== Record extracts ==
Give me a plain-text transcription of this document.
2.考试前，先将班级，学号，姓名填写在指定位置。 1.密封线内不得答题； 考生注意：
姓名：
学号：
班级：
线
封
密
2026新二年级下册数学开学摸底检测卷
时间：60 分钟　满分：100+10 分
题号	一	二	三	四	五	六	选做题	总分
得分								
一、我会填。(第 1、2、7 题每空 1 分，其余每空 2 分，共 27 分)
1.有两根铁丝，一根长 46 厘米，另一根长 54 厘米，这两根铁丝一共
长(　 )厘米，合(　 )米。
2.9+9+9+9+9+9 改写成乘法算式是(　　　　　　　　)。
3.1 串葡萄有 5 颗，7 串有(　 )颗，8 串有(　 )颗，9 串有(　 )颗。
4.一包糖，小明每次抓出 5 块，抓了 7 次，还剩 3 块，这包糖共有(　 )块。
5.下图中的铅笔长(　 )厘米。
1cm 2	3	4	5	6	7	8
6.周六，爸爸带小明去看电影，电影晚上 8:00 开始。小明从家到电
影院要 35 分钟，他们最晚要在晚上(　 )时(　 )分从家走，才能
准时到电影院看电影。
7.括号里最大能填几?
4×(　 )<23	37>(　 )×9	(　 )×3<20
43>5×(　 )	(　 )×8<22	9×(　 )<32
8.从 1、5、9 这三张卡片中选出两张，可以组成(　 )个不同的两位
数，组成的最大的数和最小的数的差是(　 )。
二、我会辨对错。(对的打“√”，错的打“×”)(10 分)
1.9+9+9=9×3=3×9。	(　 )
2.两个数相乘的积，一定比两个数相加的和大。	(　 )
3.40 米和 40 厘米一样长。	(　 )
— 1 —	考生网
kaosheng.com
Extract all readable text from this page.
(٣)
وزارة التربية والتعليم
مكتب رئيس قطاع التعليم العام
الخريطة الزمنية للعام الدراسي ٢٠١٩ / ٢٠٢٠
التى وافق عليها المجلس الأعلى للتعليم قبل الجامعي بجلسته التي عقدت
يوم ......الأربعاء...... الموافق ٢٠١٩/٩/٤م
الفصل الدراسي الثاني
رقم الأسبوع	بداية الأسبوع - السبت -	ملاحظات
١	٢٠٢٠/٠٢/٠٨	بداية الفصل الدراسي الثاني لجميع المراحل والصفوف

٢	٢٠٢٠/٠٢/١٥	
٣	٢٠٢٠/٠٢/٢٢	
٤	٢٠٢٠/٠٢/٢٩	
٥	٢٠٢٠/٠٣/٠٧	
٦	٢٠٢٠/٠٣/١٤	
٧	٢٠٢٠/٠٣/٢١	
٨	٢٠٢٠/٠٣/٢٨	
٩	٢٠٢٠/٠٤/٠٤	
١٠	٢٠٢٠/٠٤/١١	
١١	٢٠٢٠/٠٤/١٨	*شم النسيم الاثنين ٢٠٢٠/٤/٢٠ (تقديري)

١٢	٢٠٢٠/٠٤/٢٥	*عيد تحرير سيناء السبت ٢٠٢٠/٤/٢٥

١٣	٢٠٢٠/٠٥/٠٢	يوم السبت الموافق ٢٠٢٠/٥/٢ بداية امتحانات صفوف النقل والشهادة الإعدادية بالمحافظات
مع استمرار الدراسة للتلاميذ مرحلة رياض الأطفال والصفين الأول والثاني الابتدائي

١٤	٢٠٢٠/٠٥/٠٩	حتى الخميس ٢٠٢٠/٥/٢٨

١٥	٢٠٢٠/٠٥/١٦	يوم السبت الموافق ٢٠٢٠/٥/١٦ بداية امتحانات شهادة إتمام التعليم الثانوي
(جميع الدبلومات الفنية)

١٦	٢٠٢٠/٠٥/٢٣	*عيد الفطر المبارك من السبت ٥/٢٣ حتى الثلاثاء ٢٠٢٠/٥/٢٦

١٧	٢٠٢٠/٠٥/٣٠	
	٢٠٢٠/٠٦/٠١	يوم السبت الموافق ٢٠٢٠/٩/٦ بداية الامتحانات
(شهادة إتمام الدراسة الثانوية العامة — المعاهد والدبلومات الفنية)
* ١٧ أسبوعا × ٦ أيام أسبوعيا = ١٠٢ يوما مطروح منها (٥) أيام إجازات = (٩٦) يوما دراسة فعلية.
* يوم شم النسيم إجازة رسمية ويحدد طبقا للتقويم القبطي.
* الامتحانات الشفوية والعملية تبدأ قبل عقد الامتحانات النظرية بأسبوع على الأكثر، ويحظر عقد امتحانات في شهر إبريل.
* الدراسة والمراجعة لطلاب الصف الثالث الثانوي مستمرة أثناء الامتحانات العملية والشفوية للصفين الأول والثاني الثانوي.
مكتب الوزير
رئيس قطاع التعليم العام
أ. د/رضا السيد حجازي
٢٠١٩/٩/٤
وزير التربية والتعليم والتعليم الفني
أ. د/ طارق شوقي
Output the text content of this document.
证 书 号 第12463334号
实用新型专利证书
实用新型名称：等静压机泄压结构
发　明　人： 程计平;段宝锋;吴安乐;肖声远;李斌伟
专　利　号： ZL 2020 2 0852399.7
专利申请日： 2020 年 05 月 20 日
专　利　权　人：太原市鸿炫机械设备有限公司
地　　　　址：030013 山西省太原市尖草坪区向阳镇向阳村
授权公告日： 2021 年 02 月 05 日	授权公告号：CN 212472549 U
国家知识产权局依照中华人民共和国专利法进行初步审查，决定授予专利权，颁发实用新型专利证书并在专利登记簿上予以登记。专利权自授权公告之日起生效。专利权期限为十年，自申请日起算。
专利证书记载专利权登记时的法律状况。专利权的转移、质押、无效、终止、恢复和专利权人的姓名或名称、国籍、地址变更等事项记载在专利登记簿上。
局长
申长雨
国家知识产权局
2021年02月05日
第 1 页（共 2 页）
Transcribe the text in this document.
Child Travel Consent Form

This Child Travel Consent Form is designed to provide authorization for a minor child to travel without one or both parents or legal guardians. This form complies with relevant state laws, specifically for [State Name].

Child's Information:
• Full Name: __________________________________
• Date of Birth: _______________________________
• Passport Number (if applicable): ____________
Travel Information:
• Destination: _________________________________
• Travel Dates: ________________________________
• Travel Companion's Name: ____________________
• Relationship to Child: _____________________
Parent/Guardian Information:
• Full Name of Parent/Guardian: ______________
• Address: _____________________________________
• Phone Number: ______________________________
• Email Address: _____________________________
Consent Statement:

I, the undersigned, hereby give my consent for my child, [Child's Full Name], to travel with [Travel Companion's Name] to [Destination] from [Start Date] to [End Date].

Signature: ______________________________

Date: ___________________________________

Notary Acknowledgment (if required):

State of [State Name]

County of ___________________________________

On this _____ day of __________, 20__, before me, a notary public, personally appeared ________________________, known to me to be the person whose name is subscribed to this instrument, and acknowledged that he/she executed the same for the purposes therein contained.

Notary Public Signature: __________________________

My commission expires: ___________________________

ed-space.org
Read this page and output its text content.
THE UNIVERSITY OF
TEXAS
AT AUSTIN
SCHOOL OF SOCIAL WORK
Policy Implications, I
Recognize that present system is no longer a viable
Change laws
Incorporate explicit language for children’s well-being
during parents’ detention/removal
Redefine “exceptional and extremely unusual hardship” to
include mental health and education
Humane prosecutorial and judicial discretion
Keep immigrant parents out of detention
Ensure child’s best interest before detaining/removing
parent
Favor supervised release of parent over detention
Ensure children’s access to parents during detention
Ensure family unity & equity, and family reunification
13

== Exercise requirements ==
Please restate the whole listing word for word.

== Completed task ==
Give me a plain-text transcription of this document.
2.考试前，先将班级，学号，姓名填写在指定位置。 1.密封线内不得答题； 考生注意：
姓名：
学号：
班级：
线
封
密
2026新二年级下册数学开学摸底检测卷
时间：60 分钟　满分：100+10 分
题号	一	二	三	四	五	六	选做题	总分
得分								
一、我会填。(第 1、2、7 题每空 1 分，其余每空 2 分，共 27 分)
1.有两根铁丝，一根长 46 厘米，另一根长 54 厘米，这两根铁丝一共
长(　 )厘米，合(　 )米。
2.9+9+9+9+9+9 改写成乘法算式是(　　　　　　　　)。
3.1 串葡萄有 5 颗，7 串有(　 )颗，8 串有(　 )颗，9 串有(　 )颗。
4.一包糖，小明每次抓出 5 块，抓了 7 次，还剩 3 块，这包糖共有(　 )块。
5.下图中的铅笔长(　 )厘米。
1cm 2	3	4	5	6	7	8
6.周六，爸爸带小明去看电影，电影晚上 8:00 开始。小明从家到电
影院要 35 分钟，他们最晚要在晚上(　 )时(　 )分从家走，才能
准时到电影院看电影。
7.括号里最大能填几?
4×(　 )<23	37>(　 )×9	(　 )×3<20
43>5×(　 )	(　 )×8<22	9×(　 )<32
8.从 1、5、9 这三张卡片中选出两张，可以组成(　 )个不同的两位
数，组成的最大的数和最小的数的差是(　 )。
二、我会辨对错。(对的打“√”，错的打“×”)(10 分)
1.9+9+9=9×3=3×9。	(　 )
2.两个数相乘的积，一定比两个数相加的和大。	(　 )
3.40 米和 40 厘米一样长。	(　 )
— 1 —	考生网
kaosheng.com
Extract all readable text from this page.
(٣)
وزارة التربية والتعليم
مكتب رئيس قطاع التعليم العام
الخريطة الزمنية للعام الدراسي ٢٠١٩ / ٢٠٢٠
التى وافق عليها المجلس الأعلى للتعليم قبل الجامعي بجلسته التي عقدت
يوم ......الأربعاء...... الموافق ٢٠١٩/٩/٤م
الفصل الدراسي الثاني
رقم الأسبوع	بداية الأسبوع - السبت -	ملاحظات
١	٢٠٢٠/٠٢/٠٨	بداية الفصل الدراسي الثاني لجميع المراحل والصفوف

٢	٢٠٢٠/٠٢/١٥	
٣	٢٠٢٠/٠٢/٢٢	
٤	٢٠٢٠/٠٢/٢٩	
٥	٢٠٢٠/٠٣/٠٧	
٦	٢٠٢٠/٠٣/١٤	
٧	٢٠٢٠/٠٣/٢١	
٨	٢٠٢٠/٠٣/٢٨	
٩	٢٠٢٠/٠٤/٠٤	
١٠	٢٠٢٠/٠٤/١١	
١١	٢٠٢٠/٠٤/١٨	*شم النسيم الاثنين ٢٠٢٠/٤/٢٠ (تقديري)

١٢	٢٠٢٠/٠٤/٢٥	*عيد تحرير سيناء السبت ٢٠٢٠/٤/٢٥

١٣	٢٠٢٠/٠٥/٠٢	يوم السبت الموافق ٢٠٢٠/٥/٢ بداية امتحانات صفوف النقل والشهادة الإعدادية بالمحافظات
مع استمرار الدراسة للتلاميذ مرحلة رياض الأطفال والصفين الأول والثاني الابتدائي

١٤	٢٠٢٠/٠٥/٠٩	حتى الخميس ٢٠٢٠/٥/٢٨

١٥	٢٠٢٠/٠٥/١٦	يوم السبت الموافق ٢٠٢٠/٥/١٦ بداية امتحانات شهادة إتمام التعليم الثانوي
(جميع الدبلومات الفنية)

١٦	٢٠٢٠/٠٥/٢٣	*عيد الفطر المبارك من السبت ٥/٢٣ حتى الثلاثاء ٢٠٢٠/٥/٢٦

١٧	٢٠٢٠/٠٥/٣٠	
	٢٠٢٠/٠٦/٠١	يوم السبت الموافق ٢٠٢٠/٩/٦ بداية الامتحانات
(شهادة إتمام الدراسة الثانوية العامة — المعاهد والدبلومات الفنية)
* ١٧ أسبوعا × ٦ أيام أسبوعيا = ١٠٢ يوما مطروح منها (٥) أيام إجازات = (٩٦) يوما دراسة فعلية.
* يوم شم النسيم إجازة رسمية ويحدد طبقا للتقويم القبطي.
* الامتحانات الشفوية والعملية تبدأ قبل عقد الامتحانات النظرية بأسبوع على الأكثر، ويحظر عقد امتحانات في شهر إبريل.
* الدراسة والمراجعة لطلاب الصف الثالث الثانوي مستمرة أثناء الامتحانات العملية والشفوية للصفين الأول والثاني الثانوي.
مكتب الوزير
رئيس قطاع التعليم العام
أ. د/رضا السيد حجازي
٢٠١٩/٩/٤
وزير التربية والتعليم والتعليم الفني
أ. د/ طارق شوقي
Output the text content of this document.
证 书 号 第12463334号
实用新型专利证书
实用新型名称：等静压机泄压结构
发　明　人： 程计平;段宝锋;吴安乐;肖声远;李斌伟
专　利　号： ZL 2020 2 0852399.7
专利申请日： 2020 年 05 月 20 日
专　利　权　人：太原市鸿炫机械设备有限公司
地　　　　址：030013 山西省太原市尖草坪区向阳镇向阳村
授权公告日： 2021 年 02 月 05 日	授权公告号：CN 212472549 U
国家知识产权局依照中华人民共和国专利法进行初步审查，决定授予专利权，颁发实用新型专利证书并在专利登记簿上予以登记。专利权自授权公告之日起生效。专利权期限为十年，自申请日起算。
专利证书记载专利权登记时的法律状况。专利权的转移、质押、无效、终止、恢复和专利权人的姓名或名称、国籍、地址变更等事项记载在专利登记簿上。
局长
申长雨
国家知识产权局
2021年02月05日
第 1 页（共 2 页）
Transcribe the text in this document.
Child Travel Consent Form

This Child Travel Consent Form is designed to provide authorization for a minor child to travel without one or both parents or legal guardians. This form complies with relevant state laws, specifically for [State Name].

Child's Information:
• Full Name: __________________________________
• Date of Birth: _______________________________
• Passport Number (if applicable): ____________
Travel Information:
• Destination: _________________________________
• Travel Dates: ________________________________
• Travel Companion's Name: ____________________
• Relationship to Child: _____________________
Parent/Guardian Information:
• Full Name of Parent/Guardian: ______________
• Address: _____________________________________
• Phone Number: ______________________________
• Email Address: _____________________________
Consent Statement:

I, the undersigned, hereby give my consent for my child, [Child's Full Name], to travel with [Travel Companion's Name] to [Destination] from [Start Date] to [End Date].

Signature: ______________________________

Date: ___________________________________

Notary Acknowledgment (if required):

State of [State Name]

County of ___________________________________

On this _____ day of __________, 20__, before me, a notary public, personally appeared ________________________, known to me to be the person whose name is subscribed to this instrument, and acknowledged that he/she executed the same for the purposes therein contained.

Notary Public Signature: __________________________

My commission expires: ___________________________

ed-space.org
Read this page and output its text content.
THE UNIVERSITY OF
TEXAS
AT AUSTIN
SCHOOL OF SOCIAL WORK
Policy Implications, I
Recognize that present system is no longer a viable
Change laws
Incorporate explicit language for children’s well-being
during parents’ detention/removal
Redefine “exceptional and extremely unusual hardship” to
include mental health and education
Humane prosecutorial and judicial discretion
Keep immigrant parents out of detention
Ensure child’s best interest before detaining/removing
parent
Favor supervised release of parent over detention
Ensure children’s access to parents during detention
Ensure family unity & equity, and family reunification
13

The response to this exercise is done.